→ **Entries shown**:

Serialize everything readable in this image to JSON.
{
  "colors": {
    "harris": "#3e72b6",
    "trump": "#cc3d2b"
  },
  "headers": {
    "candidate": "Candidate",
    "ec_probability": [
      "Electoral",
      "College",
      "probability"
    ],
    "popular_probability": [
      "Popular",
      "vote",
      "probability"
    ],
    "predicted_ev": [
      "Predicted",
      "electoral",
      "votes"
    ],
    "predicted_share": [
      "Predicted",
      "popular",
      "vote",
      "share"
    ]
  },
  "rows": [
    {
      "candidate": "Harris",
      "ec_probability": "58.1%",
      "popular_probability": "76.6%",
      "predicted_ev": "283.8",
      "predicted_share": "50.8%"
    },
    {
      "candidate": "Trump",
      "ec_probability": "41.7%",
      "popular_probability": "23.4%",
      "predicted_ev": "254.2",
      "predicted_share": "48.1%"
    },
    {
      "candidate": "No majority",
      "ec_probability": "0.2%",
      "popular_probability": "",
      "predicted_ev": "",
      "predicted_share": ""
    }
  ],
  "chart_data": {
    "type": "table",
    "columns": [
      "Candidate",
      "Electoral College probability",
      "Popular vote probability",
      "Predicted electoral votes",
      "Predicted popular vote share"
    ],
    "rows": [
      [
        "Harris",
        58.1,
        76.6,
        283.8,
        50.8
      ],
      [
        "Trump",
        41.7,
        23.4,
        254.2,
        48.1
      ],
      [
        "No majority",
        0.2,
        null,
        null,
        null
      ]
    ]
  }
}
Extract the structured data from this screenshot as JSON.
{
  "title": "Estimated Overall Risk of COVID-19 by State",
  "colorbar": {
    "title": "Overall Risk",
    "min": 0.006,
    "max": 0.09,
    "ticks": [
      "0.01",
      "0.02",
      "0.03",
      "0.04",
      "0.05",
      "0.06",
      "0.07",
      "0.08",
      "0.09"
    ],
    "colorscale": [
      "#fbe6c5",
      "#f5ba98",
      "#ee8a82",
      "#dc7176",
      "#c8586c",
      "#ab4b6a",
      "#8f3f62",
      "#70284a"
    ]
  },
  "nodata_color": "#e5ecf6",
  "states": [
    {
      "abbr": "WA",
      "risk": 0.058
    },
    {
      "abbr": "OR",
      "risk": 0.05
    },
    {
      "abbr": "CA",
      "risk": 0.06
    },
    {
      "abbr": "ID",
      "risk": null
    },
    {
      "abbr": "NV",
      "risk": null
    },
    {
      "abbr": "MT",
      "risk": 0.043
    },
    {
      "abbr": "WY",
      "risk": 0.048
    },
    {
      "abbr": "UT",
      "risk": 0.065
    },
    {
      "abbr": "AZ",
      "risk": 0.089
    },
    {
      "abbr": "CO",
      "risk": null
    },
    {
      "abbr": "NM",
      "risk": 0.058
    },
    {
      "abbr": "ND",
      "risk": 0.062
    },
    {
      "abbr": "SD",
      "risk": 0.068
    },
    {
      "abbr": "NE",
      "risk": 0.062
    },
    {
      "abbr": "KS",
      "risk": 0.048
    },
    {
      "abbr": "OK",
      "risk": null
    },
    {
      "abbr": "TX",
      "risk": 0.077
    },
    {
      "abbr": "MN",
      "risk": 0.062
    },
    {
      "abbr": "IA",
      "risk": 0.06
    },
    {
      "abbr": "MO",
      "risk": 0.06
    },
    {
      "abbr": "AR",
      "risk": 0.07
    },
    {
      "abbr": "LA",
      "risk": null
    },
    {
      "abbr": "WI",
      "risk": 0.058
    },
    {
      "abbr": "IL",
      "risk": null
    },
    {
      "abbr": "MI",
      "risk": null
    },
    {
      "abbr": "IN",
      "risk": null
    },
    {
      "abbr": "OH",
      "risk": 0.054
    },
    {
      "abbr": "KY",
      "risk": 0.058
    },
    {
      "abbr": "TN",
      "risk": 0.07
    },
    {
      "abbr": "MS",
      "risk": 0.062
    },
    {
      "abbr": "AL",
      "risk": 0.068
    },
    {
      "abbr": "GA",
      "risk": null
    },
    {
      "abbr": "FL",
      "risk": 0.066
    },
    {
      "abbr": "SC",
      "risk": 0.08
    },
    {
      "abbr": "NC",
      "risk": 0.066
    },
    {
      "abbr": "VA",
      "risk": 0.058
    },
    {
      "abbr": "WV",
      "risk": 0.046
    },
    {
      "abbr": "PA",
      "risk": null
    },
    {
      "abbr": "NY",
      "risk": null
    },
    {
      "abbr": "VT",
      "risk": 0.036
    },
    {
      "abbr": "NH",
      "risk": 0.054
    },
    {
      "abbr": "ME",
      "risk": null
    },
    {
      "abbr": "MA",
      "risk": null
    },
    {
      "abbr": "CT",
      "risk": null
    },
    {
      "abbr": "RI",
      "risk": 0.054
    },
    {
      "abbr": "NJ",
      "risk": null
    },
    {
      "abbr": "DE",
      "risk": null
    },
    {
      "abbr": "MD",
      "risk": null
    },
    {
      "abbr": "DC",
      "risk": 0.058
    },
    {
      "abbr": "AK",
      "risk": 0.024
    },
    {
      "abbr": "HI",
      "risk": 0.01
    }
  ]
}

→ **Objective**: Pull out and copy each line containing the string "Overall".

→ **Result of this exercise**:
  "title": "Estimated Overall Risk of COVID-19 by State",
    "title": "Overall Risk",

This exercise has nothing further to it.